TO DO:
Every line that contains the word "symbol" should be copied.

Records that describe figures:
════════════════

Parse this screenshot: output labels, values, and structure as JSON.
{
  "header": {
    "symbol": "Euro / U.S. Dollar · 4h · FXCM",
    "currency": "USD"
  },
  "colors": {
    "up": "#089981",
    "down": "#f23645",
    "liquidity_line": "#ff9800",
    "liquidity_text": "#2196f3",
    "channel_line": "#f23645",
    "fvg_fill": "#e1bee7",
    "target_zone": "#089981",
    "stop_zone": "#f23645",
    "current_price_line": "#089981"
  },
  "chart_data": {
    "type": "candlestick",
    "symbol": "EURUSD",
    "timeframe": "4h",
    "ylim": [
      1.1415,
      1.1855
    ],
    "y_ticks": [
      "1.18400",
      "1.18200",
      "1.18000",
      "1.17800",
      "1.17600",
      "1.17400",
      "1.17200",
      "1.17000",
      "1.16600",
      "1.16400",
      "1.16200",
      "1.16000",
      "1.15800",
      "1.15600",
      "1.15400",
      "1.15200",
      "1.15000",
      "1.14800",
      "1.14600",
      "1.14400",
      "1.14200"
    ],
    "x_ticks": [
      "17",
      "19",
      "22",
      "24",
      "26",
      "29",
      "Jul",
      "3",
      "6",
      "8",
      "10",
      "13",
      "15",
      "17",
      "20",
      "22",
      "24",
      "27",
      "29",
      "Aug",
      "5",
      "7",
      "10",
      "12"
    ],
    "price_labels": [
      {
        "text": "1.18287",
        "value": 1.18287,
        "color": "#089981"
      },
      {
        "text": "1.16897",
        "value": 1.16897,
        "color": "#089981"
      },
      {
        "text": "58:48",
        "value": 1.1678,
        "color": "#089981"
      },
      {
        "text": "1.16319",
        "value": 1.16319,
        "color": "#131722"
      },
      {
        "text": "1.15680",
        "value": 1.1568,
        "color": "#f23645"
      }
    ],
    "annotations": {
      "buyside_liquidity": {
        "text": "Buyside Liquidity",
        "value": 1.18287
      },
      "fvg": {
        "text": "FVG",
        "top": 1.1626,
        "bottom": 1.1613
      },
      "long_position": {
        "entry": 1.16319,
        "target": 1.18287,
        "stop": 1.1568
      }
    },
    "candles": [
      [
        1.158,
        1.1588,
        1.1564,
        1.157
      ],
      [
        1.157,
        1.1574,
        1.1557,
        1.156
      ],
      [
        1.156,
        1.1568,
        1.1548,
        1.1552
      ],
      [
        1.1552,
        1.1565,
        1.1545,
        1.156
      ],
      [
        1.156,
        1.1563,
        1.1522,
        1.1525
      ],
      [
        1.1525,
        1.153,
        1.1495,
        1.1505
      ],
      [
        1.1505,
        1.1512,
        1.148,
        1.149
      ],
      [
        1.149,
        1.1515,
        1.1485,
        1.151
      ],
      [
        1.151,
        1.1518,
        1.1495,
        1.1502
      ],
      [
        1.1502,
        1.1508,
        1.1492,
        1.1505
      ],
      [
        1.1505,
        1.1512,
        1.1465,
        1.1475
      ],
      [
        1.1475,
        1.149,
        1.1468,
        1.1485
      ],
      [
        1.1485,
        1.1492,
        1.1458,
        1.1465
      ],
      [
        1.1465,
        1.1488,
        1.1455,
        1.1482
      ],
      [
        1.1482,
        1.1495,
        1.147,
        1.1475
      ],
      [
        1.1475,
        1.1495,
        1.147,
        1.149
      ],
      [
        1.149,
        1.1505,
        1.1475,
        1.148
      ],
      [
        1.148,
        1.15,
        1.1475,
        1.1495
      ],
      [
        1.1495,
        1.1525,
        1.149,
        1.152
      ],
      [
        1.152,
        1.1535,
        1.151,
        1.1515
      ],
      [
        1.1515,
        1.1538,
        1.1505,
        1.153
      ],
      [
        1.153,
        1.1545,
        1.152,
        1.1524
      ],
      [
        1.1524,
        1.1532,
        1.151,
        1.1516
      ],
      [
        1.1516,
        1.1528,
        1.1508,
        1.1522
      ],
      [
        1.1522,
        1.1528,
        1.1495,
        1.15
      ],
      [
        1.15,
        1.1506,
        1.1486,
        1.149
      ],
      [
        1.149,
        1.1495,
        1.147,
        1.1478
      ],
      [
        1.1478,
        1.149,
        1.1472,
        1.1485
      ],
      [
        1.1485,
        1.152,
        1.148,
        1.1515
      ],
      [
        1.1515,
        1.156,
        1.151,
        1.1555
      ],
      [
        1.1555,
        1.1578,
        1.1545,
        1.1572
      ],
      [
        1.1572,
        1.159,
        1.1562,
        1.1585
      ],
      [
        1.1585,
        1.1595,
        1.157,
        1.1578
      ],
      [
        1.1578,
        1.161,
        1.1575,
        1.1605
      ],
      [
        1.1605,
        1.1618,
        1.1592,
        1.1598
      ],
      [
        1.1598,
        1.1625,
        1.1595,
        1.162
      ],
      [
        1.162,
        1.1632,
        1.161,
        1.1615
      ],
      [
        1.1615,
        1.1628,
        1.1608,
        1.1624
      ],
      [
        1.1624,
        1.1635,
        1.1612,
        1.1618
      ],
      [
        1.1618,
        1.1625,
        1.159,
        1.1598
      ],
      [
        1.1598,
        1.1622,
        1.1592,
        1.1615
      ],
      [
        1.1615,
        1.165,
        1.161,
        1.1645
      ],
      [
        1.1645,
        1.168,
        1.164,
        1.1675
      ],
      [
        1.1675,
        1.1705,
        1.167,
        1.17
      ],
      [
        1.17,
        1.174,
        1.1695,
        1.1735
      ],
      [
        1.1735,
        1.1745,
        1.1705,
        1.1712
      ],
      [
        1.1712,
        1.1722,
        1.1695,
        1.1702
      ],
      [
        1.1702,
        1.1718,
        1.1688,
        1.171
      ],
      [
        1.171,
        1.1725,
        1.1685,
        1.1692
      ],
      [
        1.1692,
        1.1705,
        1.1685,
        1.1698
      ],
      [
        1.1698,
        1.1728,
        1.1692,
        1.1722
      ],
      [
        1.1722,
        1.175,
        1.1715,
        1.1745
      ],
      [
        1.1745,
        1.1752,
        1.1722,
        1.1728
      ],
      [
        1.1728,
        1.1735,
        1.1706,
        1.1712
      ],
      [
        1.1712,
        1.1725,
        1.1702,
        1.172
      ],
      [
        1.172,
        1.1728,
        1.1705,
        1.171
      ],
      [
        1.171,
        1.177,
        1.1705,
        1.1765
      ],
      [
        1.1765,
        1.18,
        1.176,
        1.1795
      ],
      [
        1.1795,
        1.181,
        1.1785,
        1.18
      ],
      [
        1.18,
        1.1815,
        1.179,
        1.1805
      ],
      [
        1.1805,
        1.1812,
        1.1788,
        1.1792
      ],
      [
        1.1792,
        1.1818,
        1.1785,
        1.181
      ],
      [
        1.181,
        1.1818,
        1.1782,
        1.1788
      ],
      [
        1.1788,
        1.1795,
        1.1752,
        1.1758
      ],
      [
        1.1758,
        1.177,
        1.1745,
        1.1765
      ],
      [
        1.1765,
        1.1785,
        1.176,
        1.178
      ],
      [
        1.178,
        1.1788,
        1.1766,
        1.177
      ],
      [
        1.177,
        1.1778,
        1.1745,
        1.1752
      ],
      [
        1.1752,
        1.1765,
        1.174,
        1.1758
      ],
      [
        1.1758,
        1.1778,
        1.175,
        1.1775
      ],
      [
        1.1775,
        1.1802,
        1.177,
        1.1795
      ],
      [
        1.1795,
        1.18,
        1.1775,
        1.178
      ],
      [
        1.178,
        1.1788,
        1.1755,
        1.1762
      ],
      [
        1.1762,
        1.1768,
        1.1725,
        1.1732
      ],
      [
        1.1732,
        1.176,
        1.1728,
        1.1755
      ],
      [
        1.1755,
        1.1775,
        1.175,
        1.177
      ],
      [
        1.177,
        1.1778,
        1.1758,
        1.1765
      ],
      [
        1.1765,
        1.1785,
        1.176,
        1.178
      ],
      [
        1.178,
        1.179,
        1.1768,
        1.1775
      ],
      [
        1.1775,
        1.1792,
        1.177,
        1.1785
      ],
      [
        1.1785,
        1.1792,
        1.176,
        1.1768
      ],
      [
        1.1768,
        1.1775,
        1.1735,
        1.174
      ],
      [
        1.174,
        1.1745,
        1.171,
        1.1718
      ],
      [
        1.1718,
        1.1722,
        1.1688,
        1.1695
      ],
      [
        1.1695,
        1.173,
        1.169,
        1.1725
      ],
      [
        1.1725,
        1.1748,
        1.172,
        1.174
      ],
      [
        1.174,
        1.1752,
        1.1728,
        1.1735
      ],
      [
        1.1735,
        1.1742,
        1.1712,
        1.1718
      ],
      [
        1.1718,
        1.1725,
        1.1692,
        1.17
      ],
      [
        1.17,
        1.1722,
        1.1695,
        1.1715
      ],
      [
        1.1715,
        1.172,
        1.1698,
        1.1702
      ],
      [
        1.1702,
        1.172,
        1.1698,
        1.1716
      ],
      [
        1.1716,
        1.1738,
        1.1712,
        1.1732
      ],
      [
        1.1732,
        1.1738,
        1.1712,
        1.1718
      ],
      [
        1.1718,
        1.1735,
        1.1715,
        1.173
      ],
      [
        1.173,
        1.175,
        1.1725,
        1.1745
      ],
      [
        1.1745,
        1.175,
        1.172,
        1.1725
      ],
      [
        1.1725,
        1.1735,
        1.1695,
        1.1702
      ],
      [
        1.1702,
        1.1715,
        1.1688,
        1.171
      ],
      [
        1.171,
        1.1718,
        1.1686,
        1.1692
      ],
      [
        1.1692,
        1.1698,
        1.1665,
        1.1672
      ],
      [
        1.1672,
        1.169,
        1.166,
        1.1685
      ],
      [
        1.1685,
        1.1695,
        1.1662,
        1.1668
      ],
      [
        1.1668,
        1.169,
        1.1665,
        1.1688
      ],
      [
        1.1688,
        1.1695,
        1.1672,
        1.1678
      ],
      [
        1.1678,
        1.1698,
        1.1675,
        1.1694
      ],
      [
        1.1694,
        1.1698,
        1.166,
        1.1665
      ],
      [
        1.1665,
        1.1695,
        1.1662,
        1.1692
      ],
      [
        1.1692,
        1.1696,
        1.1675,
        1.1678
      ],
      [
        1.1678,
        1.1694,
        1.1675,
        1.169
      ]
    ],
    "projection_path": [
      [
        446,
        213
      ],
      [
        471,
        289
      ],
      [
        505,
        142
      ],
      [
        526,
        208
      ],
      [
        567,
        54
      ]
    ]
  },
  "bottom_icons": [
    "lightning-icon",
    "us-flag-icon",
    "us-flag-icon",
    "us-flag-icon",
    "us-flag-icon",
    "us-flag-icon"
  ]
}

════════════════

THE REPLY:
    "symbol": "Euro / U.S. Dollar · 4h · FXCM",
    "symbol": "EURUSD",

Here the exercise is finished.